## [Work instructions]
Please print the material below again, reproducing every line with no changes.

## [Data listing]
+++++

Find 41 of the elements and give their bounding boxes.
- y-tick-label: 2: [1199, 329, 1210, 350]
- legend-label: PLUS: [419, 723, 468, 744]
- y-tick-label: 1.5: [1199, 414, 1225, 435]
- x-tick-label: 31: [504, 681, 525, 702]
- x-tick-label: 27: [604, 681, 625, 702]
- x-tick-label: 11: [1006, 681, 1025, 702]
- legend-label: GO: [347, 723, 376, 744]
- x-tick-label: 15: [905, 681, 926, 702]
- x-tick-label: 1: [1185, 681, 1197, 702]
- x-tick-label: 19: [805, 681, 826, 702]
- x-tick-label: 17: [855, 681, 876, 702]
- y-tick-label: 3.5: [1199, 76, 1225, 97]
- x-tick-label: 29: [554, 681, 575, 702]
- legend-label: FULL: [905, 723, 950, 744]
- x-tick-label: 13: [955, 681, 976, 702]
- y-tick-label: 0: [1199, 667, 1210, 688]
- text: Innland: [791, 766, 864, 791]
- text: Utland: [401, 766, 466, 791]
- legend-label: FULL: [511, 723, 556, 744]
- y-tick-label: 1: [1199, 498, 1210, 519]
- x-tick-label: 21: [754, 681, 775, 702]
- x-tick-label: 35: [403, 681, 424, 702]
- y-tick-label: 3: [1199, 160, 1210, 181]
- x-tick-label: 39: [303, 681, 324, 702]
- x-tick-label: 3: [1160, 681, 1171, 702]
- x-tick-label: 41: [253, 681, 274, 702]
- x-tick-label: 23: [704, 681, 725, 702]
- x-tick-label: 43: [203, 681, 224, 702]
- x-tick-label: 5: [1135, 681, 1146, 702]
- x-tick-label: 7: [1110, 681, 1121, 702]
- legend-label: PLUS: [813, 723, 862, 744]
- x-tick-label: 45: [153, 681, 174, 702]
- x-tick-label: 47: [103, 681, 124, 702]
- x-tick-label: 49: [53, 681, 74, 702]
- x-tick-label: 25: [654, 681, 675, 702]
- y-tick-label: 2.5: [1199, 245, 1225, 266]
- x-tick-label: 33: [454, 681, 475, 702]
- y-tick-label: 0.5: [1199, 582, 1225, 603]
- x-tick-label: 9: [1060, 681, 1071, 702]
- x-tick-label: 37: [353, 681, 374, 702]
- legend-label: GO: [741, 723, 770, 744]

+++++

## [Exercise solution]
Find 41 of the elements and give their bounding boxes.
- y-tick-label: 2: [1199, 329, 1210, 350]
- legend-label: PLUS: [419, 723, 468, 744]
- y-tick-label: 1.5: [1199, 414, 1225, 435]
- x-tick-label: 31: [504, 681, 525, 702]
- x-tick-label: 27: [604, 681, 625, 702]
- x-tick-label: 11: [1006, 681, 1025, 702]
- legend-label: GO: [347, 723, 376, 744]
- x-tick-label: 15: [905, 681, 926, 702]
- x-tick-label: 1: [1185, 681, 1197, 702]
- x-tick-label: 19: [805, 681, 826, 702]
- x-tick-label: 17: [855, 681, 876, 702]
- y-tick-label: 3.5: [1199, 76, 1225, 97]
- x-tick-label: 29: [554, 681, 575, 702]
- legend-label: FULL: [905, 723, 950, 744]
- x-tick-label: 13: [955, 681, 976, 702]
- y-tick-label: 0: [1199, 667, 1210, 688]
- text: Innland: [791, 766, 864, 791]
- text: Utland: [401, 766, 466, 791]
- legend-label: FULL: [511, 723, 556, 744]
- y-tick-label: 1: [1199, 498, 1210, 519]
- x-tick-label: 21: [754, 681, 775, 702]
- x-tick-label: 35: [403, 681, 424, 702]
- y-tick-label: 3: [1199, 160, 1210, 181]
- x-tick-label: 39: [303, 681, 324, 702]
- x-tick-label: 3: [1160, 681, 1171, 702]
- x-tick-label: 41: [253, 681, 274, 702]
- x-tick-label: 23: [704, 681, 725, 702]
- x-tick-label: 43: [203, 681, 224, 702]
- x-tick-label: 5: [1135, 681, 1146, 702]
- x-tick-label: 7: [1110, 681, 1121, 702]
- legend-label: PLUS: [813, 723, 862, 744]
- x-tick-label: 45: [153, 681, 174, 702]
- x-tick-label: 47: [103, 681, 124, 702]
- x-tick-label: 49: [53, 681, 74, 702]
- x-tick-label: 25: [654, 681, 675, 702]
- y-tick-label: 2.5: [1199, 245, 1225, 266]
- x-tick-label: 33: [454, 681, 475, 702]
- y-tick-label: 0.5: [1199, 582, 1225, 603]
- x-tick-label: 9: [1060, 681, 1071, 702]
- x-tick-label: 37: [353, 681, 374, 702]
- legend-label: GO: [741, 723, 770, 744]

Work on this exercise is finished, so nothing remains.